◆ Your goal
Copy the records from their first line through the line that contains "temperature-cell: 21-23 (534, 574, 590, 596)", including both of those lines.

◆ Source records
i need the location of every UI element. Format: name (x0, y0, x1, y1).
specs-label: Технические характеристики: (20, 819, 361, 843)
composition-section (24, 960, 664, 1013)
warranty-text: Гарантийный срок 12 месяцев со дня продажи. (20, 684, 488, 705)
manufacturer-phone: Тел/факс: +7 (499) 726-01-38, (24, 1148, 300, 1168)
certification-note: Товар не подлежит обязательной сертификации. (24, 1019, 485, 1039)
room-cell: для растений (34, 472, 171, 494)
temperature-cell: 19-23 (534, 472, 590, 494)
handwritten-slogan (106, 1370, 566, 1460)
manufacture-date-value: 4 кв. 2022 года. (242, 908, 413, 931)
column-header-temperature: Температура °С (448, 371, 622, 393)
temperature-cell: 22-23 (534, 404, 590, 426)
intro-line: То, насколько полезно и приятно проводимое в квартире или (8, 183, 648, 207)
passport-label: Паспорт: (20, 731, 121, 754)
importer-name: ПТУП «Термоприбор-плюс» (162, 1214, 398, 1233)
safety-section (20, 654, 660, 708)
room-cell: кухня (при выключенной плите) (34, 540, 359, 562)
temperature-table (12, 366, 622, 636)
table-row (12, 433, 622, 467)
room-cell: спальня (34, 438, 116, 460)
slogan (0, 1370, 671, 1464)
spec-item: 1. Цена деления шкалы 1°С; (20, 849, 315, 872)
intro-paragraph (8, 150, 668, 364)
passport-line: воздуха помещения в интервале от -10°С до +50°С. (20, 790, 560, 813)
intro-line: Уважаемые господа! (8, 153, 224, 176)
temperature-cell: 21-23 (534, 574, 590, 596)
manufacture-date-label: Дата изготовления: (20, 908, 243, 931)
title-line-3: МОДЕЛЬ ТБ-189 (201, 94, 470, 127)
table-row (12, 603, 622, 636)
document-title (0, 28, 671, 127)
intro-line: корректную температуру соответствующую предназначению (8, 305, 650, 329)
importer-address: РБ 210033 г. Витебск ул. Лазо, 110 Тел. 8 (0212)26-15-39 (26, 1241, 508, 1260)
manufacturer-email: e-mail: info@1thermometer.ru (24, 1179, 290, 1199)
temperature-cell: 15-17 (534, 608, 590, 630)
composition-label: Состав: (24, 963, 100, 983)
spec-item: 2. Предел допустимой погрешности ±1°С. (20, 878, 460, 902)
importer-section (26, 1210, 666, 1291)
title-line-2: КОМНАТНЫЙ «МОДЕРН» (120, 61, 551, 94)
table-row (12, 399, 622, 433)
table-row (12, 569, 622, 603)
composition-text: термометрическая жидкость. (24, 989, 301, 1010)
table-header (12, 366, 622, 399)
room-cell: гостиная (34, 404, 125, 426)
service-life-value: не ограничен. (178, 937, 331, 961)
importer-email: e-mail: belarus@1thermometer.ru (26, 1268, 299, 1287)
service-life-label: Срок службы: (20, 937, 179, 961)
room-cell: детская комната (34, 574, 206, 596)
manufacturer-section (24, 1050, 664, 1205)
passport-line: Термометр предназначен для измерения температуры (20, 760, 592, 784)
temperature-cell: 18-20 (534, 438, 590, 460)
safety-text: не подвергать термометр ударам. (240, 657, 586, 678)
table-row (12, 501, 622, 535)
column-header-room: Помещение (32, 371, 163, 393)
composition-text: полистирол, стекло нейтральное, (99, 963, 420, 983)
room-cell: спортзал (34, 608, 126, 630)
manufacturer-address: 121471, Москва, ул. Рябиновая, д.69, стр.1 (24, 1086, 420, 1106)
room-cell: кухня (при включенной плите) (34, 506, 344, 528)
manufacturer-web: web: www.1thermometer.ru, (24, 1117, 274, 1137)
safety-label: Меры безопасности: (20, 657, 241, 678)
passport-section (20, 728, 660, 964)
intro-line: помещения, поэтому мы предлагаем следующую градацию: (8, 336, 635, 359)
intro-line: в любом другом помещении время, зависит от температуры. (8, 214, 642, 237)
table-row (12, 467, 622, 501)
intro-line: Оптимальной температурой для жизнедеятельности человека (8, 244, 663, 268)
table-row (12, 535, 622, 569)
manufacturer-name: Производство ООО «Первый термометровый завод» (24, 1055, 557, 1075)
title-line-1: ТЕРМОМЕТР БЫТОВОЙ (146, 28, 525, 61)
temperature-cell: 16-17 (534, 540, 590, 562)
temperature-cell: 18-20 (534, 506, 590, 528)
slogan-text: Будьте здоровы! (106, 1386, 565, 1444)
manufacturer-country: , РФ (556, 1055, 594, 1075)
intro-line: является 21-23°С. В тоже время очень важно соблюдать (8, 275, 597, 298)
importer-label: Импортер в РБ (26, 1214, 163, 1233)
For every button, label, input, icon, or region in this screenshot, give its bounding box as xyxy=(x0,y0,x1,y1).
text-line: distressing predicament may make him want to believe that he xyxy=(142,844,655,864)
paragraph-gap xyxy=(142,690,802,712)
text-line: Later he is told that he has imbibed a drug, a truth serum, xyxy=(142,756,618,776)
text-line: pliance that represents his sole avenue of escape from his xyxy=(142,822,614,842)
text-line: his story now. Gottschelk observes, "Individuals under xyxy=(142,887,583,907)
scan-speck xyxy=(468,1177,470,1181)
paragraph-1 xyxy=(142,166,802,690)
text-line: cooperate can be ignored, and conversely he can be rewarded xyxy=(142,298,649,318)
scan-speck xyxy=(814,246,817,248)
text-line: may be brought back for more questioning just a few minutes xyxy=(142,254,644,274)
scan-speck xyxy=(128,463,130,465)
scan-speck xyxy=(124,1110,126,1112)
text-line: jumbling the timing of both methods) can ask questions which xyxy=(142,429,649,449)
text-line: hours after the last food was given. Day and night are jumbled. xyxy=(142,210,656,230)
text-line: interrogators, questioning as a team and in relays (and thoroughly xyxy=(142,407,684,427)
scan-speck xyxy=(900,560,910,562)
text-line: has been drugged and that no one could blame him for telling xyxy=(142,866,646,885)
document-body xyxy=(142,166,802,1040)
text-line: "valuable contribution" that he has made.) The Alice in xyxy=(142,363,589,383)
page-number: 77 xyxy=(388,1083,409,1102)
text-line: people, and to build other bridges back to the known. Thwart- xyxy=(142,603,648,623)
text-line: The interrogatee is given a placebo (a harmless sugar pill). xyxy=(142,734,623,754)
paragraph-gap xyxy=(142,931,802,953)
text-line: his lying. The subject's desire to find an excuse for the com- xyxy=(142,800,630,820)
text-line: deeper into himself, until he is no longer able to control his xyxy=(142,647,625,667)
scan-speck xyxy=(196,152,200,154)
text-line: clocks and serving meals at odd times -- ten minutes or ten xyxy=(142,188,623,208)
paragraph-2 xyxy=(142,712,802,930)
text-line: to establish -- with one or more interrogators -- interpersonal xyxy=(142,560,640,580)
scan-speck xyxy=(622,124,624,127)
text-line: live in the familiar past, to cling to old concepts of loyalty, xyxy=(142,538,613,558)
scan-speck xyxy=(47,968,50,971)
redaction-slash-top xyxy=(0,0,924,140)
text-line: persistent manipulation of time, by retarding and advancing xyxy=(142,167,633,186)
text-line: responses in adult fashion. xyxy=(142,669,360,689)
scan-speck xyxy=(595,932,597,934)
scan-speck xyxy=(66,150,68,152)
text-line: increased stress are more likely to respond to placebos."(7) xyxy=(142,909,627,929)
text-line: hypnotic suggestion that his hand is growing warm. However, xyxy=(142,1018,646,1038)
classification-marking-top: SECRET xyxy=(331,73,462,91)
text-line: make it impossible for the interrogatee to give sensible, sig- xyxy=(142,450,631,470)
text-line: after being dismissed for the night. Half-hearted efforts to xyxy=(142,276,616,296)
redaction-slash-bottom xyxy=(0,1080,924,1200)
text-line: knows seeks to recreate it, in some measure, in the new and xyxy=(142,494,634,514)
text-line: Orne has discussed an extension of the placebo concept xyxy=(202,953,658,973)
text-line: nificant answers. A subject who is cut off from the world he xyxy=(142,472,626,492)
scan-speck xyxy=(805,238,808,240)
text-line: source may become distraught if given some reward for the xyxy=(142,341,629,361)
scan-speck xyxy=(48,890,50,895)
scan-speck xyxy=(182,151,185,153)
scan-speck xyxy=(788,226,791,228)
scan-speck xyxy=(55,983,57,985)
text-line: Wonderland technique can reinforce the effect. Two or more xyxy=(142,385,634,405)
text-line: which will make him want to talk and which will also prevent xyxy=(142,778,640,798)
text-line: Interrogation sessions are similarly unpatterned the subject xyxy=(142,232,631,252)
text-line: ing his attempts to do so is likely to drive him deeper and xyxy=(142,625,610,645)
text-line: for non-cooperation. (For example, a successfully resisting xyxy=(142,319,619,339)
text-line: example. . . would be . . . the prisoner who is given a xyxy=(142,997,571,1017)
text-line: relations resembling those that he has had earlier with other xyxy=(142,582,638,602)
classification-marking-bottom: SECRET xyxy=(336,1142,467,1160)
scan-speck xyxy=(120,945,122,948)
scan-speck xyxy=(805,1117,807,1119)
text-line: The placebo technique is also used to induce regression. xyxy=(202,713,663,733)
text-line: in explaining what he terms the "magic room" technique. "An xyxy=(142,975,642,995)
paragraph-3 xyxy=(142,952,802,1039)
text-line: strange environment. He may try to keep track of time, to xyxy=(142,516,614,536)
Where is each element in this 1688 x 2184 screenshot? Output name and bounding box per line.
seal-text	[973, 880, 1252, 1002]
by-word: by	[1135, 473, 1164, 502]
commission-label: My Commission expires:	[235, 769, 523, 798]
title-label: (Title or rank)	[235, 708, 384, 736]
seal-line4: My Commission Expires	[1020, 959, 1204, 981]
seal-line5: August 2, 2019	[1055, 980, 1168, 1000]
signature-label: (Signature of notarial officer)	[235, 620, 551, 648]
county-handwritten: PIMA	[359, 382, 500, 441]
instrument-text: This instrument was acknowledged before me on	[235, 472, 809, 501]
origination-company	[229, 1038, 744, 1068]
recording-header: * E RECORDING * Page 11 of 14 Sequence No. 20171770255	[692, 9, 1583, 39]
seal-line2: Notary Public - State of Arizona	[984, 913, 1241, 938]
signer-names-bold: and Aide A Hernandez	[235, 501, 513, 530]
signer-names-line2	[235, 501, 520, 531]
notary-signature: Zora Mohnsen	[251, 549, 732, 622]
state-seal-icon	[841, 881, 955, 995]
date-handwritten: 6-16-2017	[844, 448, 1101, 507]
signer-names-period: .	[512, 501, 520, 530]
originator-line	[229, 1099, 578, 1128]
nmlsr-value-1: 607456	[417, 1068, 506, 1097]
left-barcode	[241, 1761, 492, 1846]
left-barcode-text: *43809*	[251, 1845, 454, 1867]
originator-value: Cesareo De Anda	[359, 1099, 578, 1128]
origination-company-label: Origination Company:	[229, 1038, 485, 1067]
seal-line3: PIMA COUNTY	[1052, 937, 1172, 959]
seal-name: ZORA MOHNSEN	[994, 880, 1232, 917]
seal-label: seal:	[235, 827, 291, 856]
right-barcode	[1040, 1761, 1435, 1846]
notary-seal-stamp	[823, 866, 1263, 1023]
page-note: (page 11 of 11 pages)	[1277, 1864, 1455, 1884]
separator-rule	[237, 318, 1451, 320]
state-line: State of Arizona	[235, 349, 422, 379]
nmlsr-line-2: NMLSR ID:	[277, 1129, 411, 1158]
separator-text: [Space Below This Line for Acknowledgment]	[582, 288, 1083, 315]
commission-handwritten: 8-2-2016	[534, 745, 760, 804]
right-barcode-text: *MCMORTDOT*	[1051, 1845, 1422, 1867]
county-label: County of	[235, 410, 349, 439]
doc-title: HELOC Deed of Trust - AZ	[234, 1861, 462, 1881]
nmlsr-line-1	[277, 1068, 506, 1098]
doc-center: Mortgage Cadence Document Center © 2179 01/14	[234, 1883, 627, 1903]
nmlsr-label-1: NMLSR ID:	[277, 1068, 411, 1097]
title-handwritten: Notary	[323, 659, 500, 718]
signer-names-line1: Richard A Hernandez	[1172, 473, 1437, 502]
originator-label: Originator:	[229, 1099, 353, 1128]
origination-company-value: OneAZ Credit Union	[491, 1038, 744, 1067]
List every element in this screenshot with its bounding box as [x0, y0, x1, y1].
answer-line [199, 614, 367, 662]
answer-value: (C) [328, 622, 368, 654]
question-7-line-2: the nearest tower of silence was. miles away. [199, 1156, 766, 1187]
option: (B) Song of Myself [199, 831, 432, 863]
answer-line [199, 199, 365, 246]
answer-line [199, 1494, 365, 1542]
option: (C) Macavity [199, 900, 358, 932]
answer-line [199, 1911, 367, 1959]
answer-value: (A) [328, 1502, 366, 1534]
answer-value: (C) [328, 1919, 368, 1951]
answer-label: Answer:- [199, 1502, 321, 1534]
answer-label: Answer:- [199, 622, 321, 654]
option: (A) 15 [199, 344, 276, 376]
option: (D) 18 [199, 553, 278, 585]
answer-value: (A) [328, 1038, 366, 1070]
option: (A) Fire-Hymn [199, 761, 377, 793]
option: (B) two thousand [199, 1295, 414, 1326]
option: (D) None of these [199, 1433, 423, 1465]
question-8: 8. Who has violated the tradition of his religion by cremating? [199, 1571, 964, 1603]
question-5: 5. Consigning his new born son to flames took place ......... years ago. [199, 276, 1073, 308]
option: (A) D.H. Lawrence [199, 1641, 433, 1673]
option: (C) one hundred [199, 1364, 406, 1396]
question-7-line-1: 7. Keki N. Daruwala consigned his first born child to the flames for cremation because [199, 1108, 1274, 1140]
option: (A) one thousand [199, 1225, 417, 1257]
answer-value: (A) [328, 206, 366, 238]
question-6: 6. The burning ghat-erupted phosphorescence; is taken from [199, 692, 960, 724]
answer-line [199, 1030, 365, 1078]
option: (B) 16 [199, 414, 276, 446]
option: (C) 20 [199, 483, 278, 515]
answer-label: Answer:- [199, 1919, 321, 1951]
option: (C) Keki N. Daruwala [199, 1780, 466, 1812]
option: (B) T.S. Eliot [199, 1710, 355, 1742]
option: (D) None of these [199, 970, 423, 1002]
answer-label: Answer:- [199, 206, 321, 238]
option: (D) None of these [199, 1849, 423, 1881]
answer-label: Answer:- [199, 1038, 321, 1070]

◆ Correct answer
i need the location of every UI element. Format: name (x0, y0, x1, y1).
specs-label: Технические характеристики: (20, 819, 361, 843)
composition-section (24, 960, 664, 1013)
warranty-text: Гарантийный срок 12 месяцев со дня продажи. (20, 684, 488, 705)
manufacturer-phone: Тел/факс: +7 (499) 726-01-38, (24, 1148, 300, 1168)
certification-note: Товар не подлежит обязательной сертификации. (24, 1019, 485, 1039)
room-cell: для растений (34, 472, 171, 494)
temperature-cell: 19-23 (534, 472, 590, 494)
handwritten-slogan (106, 1370, 566, 1460)
manufacture-date-value: 4 кв. 2022 года. (242, 908, 413, 931)
column-header-temperature: Температура °С (448, 371, 622, 393)
temperature-cell: 22-23 (534, 404, 590, 426)
intro-line: То, насколько полезно и приятно проводимое в квартире или (8, 183, 648, 207)
passport-label: Паспорт: (20, 731, 121, 754)
importer-name: ПТУП «Термоприбор-плюс» (162, 1214, 398, 1233)
safety-section (20, 654, 660, 708)
room-cell: кухня (при выключенной плите) (34, 540, 359, 562)
temperature-table (12, 366, 622, 636)
table-row (12, 433, 622, 467)
room-cell: спальня (34, 438, 116, 460)
slogan (0, 1370, 671, 1464)
spec-item: 1. Цена деления шкалы 1°С; (20, 849, 315, 872)
intro-paragraph (8, 150, 668, 364)
passport-line: воздуха помещения в интервале от -10°С до +50°С. (20, 790, 560, 813)
intro-line: Уважаемые господа! (8, 153, 224, 176)
temperature-cell: 21-23 (534, 574, 590, 596)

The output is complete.